Problem requirements:
Can you give every line of the listing below as a JSON list of strings, one string per line, with blank lines left out?

Source records:
--- Start ---

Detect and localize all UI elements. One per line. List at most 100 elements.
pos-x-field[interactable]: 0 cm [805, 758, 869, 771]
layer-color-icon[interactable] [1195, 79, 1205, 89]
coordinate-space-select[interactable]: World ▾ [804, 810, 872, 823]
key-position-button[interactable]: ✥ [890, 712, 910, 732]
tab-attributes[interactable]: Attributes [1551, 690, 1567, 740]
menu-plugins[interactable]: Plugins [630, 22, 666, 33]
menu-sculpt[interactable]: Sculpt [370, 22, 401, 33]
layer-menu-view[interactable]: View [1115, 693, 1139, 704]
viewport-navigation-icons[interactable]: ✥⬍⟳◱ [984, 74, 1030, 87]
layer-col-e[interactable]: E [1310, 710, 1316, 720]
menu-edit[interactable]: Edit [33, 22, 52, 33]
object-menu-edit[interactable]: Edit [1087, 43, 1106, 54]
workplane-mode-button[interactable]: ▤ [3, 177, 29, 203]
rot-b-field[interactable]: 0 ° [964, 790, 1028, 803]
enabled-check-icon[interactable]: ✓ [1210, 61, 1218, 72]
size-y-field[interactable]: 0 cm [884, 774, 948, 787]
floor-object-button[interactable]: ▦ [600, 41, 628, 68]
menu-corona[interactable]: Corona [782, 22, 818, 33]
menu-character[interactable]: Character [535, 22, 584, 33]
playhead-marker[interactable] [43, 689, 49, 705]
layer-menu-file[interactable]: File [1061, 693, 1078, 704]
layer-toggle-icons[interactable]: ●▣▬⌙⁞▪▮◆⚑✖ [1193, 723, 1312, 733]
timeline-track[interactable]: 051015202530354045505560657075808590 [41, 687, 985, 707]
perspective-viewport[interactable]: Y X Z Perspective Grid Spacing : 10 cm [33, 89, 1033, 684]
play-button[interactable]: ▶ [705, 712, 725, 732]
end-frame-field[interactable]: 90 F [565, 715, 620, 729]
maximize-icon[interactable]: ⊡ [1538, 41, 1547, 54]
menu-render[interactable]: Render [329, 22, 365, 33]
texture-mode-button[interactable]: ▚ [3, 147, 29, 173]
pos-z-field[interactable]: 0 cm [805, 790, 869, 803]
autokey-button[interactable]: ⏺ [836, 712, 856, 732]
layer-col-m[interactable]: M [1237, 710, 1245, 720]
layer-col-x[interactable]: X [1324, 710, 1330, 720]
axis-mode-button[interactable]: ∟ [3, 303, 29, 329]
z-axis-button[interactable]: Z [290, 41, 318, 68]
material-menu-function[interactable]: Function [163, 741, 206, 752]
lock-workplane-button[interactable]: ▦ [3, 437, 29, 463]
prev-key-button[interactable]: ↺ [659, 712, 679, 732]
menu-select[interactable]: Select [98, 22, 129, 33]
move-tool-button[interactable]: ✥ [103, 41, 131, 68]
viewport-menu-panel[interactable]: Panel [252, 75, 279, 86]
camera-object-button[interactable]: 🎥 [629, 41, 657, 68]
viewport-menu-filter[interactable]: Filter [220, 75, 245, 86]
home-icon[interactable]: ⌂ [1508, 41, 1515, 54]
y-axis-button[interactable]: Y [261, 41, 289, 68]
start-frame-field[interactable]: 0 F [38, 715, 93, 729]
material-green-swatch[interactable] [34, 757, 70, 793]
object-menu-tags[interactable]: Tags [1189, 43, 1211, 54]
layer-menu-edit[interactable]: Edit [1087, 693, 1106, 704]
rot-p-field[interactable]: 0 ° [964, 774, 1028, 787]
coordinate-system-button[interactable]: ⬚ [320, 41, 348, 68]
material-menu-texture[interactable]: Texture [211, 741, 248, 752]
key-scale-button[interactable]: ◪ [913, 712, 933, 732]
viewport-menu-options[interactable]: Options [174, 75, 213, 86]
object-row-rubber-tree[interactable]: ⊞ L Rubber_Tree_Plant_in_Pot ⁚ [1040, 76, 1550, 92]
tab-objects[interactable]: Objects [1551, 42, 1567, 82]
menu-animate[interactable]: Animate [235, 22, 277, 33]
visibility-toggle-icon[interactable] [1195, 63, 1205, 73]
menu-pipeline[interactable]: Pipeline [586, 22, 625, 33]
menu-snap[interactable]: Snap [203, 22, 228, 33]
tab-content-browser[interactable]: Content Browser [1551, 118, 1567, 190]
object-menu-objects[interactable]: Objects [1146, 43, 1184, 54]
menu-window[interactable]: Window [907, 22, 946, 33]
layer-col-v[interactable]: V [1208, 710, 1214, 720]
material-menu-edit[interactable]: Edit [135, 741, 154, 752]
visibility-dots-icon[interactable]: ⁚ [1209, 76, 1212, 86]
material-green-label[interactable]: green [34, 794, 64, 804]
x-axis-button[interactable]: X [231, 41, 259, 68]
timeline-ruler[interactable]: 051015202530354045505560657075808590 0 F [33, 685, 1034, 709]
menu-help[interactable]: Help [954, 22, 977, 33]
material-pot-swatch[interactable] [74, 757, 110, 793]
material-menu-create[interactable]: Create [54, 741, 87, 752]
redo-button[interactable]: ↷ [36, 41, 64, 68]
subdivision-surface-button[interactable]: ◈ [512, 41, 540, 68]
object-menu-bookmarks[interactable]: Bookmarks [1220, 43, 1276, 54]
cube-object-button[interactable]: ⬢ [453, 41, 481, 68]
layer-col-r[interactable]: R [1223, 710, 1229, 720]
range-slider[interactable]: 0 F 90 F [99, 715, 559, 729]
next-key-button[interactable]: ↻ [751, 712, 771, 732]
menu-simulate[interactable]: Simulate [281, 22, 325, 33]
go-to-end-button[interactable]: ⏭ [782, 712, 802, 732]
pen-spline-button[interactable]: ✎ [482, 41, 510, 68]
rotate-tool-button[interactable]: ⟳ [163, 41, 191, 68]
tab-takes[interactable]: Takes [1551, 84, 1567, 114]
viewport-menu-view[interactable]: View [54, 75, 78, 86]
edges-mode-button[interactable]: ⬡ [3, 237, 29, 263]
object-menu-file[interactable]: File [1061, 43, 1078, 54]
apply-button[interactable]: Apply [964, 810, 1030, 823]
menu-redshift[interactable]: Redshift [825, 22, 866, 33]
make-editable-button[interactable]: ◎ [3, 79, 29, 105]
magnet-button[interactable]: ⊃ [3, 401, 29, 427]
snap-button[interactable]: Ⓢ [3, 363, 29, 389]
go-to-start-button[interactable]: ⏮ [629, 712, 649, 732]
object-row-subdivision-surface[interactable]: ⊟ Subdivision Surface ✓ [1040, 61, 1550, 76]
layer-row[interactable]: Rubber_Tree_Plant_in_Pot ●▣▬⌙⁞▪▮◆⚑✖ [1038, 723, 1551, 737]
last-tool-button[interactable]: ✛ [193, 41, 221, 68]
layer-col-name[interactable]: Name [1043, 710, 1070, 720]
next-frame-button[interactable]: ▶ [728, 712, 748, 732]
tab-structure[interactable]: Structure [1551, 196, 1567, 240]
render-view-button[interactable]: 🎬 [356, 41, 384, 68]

--- End ---

Response below:
[
  "Detect and localize all UI elements. One per line. List at most 100 elements.",
  "pos-x-field[interactable]: 0 cm [805, 758, 869, 771]",
  "layer-color-icon[interactable] [1195, 79, 1205, 89]",
  "coordinate-space-select[interactable]: World ▾ [804, 810, 872, 823]",
  "key-position-button[interactable]: ✥ [890, 712, 910, 732]",
  "tab-attributes[interactable]: Attributes [1551, 690, 1567, 740]",
  "menu-plugins[interactable]: Plugins [630, 22, 666, 33]",
  "menu-sculpt[interactable]: Sculpt [370, 22, 401, 33]",
  "layer-menu-view[interactable]: View [1115, 693, 1139, 704]",
  "viewport-navigation-icons[interactable]: ✥⬍⟳◱ [984, 74, 1030, 87]",
  "layer-col-e[interactable]: E [1310, 710, 1316, 720]",
  "menu-edit[interactable]: Edit [33, 22, 52, 33]",
  "object-menu-edit[interactable]: Edit [1087, 43, 1106, 54]",
  "workplane-mode-button[interactable]: ▤ [3, 177, 29, 203]",
  "rot-b-field[interactable]: 0 ° [964, 790, 1028, 803]",
  "enabled-check-icon[interactable]: ✓ [1210, 61, 1218, 72]",
  "size-y-field[interactable]: 0 cm [884, 774, 948, 787]",
  "floor-object-button[interactable]: ▦ [600, 41, 628, 68]",
  "menu-corona[interactable]: Corona [782, 22, 818, 33]",
  "menu-character[interactable]: Character [535, 22, 584, 33]",
  "playhead-marker[interactable] [43, 689, 49, 705]",
  "layer-menu-file[interactable]: File [1061, 693, 1078, 704]",
  "layer-toggle-icons[interactable]: ●▣▬⌙⁞▪▮◆⚑✖ [1193, 723, 1312, 733]",
  "timeline-track[interactable]: 051015202530354045505560657075808590 [41, 687, 985, 707]",
  "perspective-viewport[interactable]: Y X Z Perspective Grid Spacing : 10 cm [33, 89, 1033, 684]",
  "play-button[interactable]: ▶ [705, 712, 725, 732]",
  "end-frame-field[interactable]: 90 F [565, 715, 620, 729]",
  "maximize-icon[interactable]: ⊡ [1538, 41, 1547, 54]",
  "menu-render[interactable]: Render [329, 22, 365, 33]",
  "texture-mode-button[interactable]: ▚ [3, 147, 29, 173]",
  "pos-z-field[interactable]: 0 cm [805, 790, 869, 803]",
  "autokey-button[interactable]: ⏺ [836, 712, 856, 732]",
  "layer-col-m[interactable]: M [1237, 710, 1245, 720]",
  "layer-col-x[interactable]: X [1324, 710, 1330, 720]",
  "axis-mode-button[interactable]: ∟ [3, 303, 29, 329]",
  "z-axis-button[interactable]: Z [290, 41, 318, 68]",
  "material-menu-function[interactable]: Function [163, 741, 206, 752]",
  "lock-workplane-button[interactable]: ▦ [3, 437, 29, 463]",
  "prev-key-button[interactable]: ↺ [659, 712, 679, 732]",
  "menu-select[interactable]: Select [98, 22, 129, 33]",
  "move-tool-button[interactable]: ✥ [103, 41, 131, 68]",
  "viewport-menu-panel[interactable]: Panel [252, 75, 279, 86]",
  "camera-object-button[interactable]: 🎥 [629, 41, 657, 68]",
  "viewport-menu-filter[interactable]: Filter [220, 75, 245, 86]",
  "home-icon[interactable]: ⌂ [1508, 41, 1515, 54]",
  "y-axis-button[interactable]: Y [261, 41, 289, 68]",
  "start-frame-field[interactable]: 0 F [38, 715, 93, 729]",
  "material-green-swatch[interactable] [34, 757, 70, 793]",
  "object-menu-tags[interactable]: Tags [1189, 43, 1211, 54]",
  "layer-menu-edit[interactable]: Edit [1087, 693, 1106, 704]",
  "rot-p-field[interactable]: 0 ° [964, 774, 1028, 787]",
  "coordinate-system-button[interactable]: ⬚ [320, 41, 348, 68]",
  "material-menu-texture[interactable]: Texture [211, 741, 248, 752]",
  "key-scale-button[interactable]: ◪ [913, 712, 933, 732]",
  "viewport-menu-options[interactable]: Options [174, 75, 213, 86]",
  "object-row-rubber-tree[interactable]: ⊞ L Rubber_Tree_Plant_in_Pot ⁚ [1040, 76, 1550, 92]",
  "tab-objects[interactable]: Objects [1551, 42, 1567, 82]",
  "menu-animate[interactable]: Animate [235, 22, 277, 33]",
  "visibility-toggle-icon[interactable] [1195, 63, 1205, 73]",
  "menu-pipeline[interactable]: Pipeline [586, 22, 625, 33]",
  "menu-snap[interactable]: Snap [203, 22, 228, 33]",
  "tab-content-browser[interactable]: Content Browser [1551, 118, 1567, 190]",
  "object-menu-objects[interactable]: Objects [1146, 43, 1184, 54]",
  "menu-window[interactable]: Window [907, 22, 946, 33]",
  "layer-col-v[interactable]: V [1208, 710, 1214, 720]",
  "material-menu-edit[interactable]: Edit [135, 741, 154, 752]",
  "visibility-dots-icon[interactable]: ⁚ [1209, 76, 1212, 86]",
  "material-green-label[interactable]: green [34, 794, 64, 804]",
  "x-axis-button[interactable]: X [231, 41, 259, 68]",
  "timeline-ruler[interactable]: 051015202530354045505560657075808590 0 F [33, 685, 1034, 709]",
  "menu-help[interactable]: Help [954, 22, 977, 33]",
  "material-pot-swatch[interactable] [74, 757, 110, 793]",
  "material-menu-create[interactable]: Create [54, 741, 87, 752]",
  "redo-button[interactable]: ↷ [36, 41, 64, 68]",
  "subdivision-surface-button[interactable]: ◈ [512, 41, 540, 68]",
  "object-menu-bookmarks[interactable]: Bookmarks [1220, 43, 1276, 54]",
  "cube-object-button[interactable]: ⬢ [453, 41, 481, 68]",
  "layer-col-r[interactable]: R [1223, 710, 1229, 720]",
  "range-slider[interactable]: 0 F 90 F [99, 715, 559, 729]",
  "next-key-button[interactable]: ↻ [751, 712, 771, 732]",
  "menu-simulate[interactable]: Simulate [281, 22, 325, 33]",
  "go-to-end-button[interactable]: ⏭ [782, 712, 802, 732]",
  "pen-spline-button[interactable]: ✎ [482, 41, 510, 68]",
  "rotate-tool-button[interactable]: ⟳ [163, 41, 191, 68]",
  "tab-takes[interactable]: Takes [1551, 84, 1567, 114]",
  "viewport-menu-view[interactable]: View [54, 75, 78, 86]",
  "edges-mode-button[interactable]: ⬡ [3, 237, 29, 263]",
  "object-menu-file[interactable]: File [1061, 43, 1078, 54]",
  "apply-button[interactable]: Apply [964, 810, 1030, 823]",
  "menu-redshift[interactable]: Redshift [825, 22, 866, 33]",
  "make-editable-button[interactable]: ◎ [3, 79, 29, 105]",
  "magnet-button[interactable]: ⊃ [3, 401, 29, 427]",
  "snap-button[interactable]: Ⓢ [3, 363, 29, 389]",
  "go-to-start-button[interactable]: ⏮ [629, 712, 649, 732]",
  "object-row-subdivision-surface[interactable]: ⊟ Subdivision Surface ✓ [1040, 61, 1550, 76]",
  "layer-row[interactable]: Rubber_Tree_Plant_in_Pot ●▣▬⌙⁞▪▮◆⚑✖ [1038, 723, 1551, 737]",
  "last-tool-button[interactable]: ✛ [193, 41, 221, 68]",
  "layer-col-name[interactable]: Name [1043, 710, 1070, 720]",
  "next-frame-button[interactable]: ▶ [728, 712, 748, 732]",
  "tab-structure[interactable]: Structure [1551, 196, 1567, 240]",
  "render-view-button[interactable]: 🎬 [356, 41, 384, 68]"
]